- TASK REQUIREMENTS -
Extract each line from the entries below that has the string "name" in it.
# # # # # # #
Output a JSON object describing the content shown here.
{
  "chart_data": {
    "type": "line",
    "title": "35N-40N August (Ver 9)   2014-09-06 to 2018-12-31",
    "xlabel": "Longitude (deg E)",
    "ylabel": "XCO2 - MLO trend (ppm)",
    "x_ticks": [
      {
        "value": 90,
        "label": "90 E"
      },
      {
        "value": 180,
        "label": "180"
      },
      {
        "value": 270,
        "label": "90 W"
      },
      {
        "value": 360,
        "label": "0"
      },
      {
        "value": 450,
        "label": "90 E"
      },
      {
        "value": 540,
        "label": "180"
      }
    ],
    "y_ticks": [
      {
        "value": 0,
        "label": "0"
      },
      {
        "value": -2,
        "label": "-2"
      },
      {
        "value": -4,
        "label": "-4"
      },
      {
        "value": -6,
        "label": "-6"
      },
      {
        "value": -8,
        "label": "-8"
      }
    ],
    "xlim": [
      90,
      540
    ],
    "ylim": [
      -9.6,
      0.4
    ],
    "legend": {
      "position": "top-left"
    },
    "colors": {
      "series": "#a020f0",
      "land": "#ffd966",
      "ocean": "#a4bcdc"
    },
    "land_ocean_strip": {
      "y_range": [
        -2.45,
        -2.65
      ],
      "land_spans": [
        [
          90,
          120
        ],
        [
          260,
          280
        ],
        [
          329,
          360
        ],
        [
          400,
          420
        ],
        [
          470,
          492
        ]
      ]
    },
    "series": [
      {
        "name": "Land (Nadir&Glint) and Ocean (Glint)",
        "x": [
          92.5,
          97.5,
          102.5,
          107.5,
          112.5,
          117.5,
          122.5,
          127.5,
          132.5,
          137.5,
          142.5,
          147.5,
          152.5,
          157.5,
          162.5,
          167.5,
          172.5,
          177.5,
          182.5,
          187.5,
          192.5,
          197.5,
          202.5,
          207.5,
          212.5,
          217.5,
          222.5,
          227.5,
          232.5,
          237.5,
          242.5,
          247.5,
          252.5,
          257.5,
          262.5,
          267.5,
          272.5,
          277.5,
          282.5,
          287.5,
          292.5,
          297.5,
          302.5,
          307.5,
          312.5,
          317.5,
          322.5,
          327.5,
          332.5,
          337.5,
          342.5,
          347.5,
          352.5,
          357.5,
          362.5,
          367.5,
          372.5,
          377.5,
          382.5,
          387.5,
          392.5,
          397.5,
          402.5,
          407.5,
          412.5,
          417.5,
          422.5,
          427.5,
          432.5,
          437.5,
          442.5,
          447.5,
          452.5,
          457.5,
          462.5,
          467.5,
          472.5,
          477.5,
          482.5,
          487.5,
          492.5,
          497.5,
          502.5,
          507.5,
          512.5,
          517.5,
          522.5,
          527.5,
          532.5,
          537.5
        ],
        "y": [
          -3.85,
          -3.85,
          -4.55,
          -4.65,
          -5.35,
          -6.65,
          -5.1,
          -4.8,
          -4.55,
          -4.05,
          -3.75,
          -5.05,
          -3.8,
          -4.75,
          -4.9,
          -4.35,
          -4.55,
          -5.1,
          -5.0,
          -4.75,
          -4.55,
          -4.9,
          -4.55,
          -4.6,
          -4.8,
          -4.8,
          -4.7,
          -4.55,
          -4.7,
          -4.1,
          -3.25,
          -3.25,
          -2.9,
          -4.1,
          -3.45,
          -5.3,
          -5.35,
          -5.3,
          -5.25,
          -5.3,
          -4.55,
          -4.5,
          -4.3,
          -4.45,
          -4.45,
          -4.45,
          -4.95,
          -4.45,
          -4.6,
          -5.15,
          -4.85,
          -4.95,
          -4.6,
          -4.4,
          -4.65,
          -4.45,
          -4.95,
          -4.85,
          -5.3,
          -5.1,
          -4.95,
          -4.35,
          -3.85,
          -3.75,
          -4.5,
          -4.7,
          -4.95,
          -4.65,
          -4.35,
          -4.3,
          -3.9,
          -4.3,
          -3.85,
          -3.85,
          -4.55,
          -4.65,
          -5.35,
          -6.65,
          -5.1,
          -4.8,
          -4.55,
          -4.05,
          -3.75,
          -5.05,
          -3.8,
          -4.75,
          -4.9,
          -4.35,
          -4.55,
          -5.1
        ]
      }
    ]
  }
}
# # # # # # #
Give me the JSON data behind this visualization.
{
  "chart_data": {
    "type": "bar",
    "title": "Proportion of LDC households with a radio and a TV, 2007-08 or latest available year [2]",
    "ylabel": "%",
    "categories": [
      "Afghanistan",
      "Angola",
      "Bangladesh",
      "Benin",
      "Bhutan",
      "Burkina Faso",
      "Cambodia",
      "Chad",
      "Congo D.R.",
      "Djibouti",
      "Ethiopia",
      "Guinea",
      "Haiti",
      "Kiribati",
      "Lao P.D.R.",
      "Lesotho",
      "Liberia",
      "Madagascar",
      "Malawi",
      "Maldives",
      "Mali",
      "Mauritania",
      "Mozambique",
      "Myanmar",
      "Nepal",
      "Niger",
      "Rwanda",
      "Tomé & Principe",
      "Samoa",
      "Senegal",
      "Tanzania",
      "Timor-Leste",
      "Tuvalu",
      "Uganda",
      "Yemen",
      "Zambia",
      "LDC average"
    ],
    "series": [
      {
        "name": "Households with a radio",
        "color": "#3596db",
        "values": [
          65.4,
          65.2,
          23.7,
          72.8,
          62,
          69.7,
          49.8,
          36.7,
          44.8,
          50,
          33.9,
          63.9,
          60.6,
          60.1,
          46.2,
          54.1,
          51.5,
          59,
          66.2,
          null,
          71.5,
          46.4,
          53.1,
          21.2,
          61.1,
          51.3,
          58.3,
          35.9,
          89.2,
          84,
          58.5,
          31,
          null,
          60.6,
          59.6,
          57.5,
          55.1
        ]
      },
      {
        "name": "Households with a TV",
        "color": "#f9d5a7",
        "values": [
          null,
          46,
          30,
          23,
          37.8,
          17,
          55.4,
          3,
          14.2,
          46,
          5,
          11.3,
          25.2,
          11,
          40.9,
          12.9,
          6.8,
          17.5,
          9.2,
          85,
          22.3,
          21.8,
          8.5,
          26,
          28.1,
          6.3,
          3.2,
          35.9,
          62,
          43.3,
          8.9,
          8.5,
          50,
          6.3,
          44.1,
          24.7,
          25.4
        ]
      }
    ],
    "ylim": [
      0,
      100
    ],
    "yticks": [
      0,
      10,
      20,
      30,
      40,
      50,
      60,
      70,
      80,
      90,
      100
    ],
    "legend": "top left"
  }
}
# # # # # # #
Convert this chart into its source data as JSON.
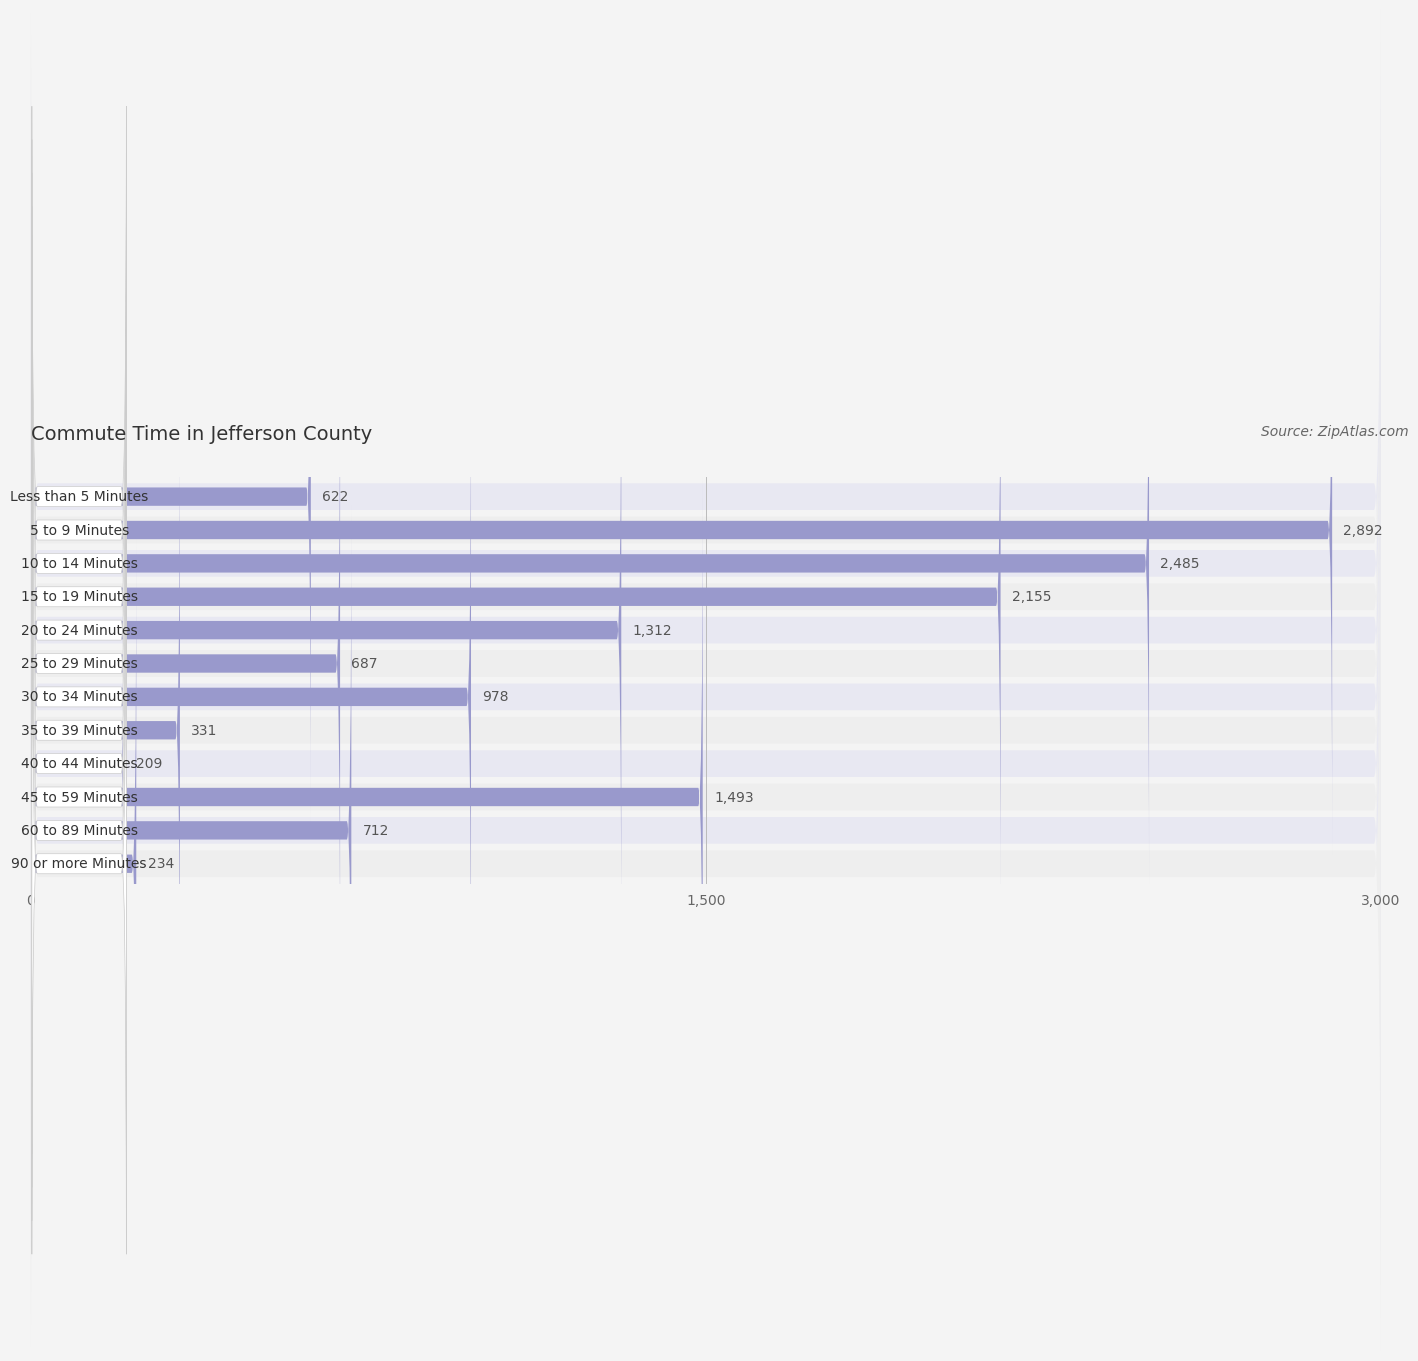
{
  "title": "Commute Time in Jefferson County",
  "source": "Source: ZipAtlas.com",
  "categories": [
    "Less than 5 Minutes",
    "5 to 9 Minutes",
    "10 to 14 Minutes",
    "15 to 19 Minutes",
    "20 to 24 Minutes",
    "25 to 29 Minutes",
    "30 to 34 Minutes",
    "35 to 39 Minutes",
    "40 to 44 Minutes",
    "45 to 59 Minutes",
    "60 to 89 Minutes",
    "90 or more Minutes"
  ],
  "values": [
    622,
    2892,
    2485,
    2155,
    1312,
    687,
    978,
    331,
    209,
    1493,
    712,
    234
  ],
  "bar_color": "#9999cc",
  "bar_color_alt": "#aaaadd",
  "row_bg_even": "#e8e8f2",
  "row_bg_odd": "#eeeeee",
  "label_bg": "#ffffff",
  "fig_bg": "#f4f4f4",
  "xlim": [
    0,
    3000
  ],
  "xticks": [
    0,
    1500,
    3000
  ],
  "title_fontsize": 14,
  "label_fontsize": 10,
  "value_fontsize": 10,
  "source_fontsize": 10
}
# # # # # # #
- SOLUTION TO THE EXERCISE -
        "name": "Land (Nadir&Glint) and Ocean (Glint)",
        "name": "Households with a radio",
        "name": "Households with a TV",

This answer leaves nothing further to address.